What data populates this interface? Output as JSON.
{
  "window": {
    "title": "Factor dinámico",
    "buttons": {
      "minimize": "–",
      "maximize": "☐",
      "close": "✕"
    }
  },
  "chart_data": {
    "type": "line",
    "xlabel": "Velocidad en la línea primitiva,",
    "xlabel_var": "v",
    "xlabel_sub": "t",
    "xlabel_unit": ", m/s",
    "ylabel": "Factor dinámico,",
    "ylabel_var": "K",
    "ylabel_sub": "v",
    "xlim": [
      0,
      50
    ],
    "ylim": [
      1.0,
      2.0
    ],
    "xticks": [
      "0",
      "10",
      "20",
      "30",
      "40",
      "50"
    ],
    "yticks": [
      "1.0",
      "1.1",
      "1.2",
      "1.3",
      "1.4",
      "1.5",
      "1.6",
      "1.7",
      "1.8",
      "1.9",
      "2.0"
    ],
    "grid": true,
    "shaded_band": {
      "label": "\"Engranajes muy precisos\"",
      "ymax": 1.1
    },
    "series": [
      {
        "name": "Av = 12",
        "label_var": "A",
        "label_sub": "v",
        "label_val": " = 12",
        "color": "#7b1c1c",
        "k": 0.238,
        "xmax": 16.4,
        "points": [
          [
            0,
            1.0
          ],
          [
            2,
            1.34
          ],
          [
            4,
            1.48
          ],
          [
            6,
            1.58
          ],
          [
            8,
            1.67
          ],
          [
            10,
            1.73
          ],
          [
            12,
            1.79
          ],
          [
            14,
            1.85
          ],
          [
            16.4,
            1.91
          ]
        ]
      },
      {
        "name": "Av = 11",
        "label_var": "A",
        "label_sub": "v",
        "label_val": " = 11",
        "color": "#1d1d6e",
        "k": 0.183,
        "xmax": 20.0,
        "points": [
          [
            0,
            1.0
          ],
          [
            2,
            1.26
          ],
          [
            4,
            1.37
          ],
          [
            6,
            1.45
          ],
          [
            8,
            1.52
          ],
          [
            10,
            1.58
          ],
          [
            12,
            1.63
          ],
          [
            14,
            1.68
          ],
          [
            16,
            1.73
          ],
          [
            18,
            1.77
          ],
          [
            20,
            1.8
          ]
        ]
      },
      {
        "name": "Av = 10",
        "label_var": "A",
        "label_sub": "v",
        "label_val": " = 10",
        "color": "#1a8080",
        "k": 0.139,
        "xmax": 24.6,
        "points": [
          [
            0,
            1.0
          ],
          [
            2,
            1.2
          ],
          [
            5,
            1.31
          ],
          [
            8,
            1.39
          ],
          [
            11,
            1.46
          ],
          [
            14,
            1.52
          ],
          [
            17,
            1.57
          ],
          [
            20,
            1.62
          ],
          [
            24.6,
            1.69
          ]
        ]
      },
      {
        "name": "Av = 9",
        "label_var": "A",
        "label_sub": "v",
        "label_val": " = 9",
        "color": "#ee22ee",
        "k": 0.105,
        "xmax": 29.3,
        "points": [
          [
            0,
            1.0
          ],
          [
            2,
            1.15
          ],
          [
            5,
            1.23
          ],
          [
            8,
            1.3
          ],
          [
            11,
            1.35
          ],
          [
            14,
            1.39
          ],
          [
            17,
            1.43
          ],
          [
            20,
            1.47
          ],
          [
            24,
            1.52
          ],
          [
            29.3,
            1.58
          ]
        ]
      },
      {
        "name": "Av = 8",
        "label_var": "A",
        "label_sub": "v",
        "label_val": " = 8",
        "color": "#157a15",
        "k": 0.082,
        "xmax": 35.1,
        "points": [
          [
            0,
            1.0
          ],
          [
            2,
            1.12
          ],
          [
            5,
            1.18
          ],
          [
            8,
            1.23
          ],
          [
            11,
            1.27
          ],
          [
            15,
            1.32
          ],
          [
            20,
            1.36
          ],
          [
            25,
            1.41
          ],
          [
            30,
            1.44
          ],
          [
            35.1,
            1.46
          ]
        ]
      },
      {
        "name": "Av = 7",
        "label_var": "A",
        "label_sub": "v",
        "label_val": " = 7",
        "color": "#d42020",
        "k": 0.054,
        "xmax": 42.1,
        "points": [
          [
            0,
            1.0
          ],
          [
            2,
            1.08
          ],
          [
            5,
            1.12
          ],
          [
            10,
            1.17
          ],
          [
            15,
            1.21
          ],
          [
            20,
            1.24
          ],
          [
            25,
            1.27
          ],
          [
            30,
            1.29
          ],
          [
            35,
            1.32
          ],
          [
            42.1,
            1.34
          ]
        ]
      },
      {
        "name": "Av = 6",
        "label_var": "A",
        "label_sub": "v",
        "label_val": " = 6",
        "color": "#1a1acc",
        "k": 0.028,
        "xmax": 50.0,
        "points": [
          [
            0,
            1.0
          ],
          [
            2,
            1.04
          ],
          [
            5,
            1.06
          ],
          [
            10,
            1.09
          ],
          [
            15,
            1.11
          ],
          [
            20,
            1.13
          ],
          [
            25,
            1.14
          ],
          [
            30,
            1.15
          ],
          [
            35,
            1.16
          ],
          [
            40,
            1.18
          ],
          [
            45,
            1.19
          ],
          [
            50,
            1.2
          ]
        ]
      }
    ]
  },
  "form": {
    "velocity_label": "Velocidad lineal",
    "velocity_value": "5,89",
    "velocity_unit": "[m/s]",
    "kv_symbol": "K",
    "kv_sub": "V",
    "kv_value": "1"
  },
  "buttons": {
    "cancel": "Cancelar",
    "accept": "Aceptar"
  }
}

□ □ □

Select every line where the word "Factor" occurs.

RESULT OF THIS TASK
    "title": "Factor dinámico",
    "ylabel": "Factor dinámico,",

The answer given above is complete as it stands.